** DATA SHOWN **
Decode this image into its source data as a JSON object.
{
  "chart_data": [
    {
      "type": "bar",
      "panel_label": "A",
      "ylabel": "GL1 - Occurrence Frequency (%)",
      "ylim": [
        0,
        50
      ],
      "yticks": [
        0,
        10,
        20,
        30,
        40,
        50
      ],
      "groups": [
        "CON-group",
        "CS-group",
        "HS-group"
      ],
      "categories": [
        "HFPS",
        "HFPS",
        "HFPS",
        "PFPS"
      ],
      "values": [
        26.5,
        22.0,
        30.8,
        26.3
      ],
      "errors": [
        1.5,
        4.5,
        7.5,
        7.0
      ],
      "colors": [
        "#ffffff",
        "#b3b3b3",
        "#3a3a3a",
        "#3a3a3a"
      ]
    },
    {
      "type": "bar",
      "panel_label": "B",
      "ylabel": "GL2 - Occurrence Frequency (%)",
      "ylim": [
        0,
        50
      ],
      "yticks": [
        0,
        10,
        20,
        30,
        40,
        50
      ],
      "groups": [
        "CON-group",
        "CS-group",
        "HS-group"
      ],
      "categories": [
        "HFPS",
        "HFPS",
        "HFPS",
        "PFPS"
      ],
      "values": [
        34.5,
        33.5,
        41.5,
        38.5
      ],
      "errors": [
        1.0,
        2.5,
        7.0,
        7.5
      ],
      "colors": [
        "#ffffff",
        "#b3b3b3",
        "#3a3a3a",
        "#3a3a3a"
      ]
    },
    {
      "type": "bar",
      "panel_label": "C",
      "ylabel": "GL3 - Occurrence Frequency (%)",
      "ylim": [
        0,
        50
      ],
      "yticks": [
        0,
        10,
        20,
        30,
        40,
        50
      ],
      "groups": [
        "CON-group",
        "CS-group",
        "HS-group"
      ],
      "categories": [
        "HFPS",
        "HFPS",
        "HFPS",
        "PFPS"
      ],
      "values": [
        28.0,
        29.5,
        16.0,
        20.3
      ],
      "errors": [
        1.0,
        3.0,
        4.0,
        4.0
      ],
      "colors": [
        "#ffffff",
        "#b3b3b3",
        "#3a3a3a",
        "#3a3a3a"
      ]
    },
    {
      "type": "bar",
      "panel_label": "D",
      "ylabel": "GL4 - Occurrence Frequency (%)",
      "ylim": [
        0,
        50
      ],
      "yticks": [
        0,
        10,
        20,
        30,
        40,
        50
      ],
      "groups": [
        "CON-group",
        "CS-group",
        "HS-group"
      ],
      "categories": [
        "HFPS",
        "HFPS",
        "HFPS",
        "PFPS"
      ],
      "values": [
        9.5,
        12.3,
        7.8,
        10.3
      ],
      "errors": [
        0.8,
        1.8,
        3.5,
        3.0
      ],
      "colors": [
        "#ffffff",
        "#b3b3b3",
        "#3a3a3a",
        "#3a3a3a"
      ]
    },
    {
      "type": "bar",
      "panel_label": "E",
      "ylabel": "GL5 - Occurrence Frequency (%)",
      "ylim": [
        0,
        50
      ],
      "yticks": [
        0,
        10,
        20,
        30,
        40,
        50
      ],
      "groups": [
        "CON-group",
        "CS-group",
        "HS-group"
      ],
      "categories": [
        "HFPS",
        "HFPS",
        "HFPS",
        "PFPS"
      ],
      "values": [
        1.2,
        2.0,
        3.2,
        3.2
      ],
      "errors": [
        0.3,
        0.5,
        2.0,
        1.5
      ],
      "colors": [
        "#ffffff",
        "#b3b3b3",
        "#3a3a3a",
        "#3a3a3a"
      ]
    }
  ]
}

** JOB **
Copy out every line that includes the word "Frequency".

** ANSWER TO THE PROBLEM **
      "ylabel": "GL1 - Occurrence Frequency (%)",
      "ylabel": "GL2 - Occurrence Frequency (%)",
      "ylabel": "GL3 - Occurrence Frequency (%)",
      "ylabel": "GL4 - Occurrence Frequency (%)",
      "ylabel": "GL5 - Occurrence Frequency (%)",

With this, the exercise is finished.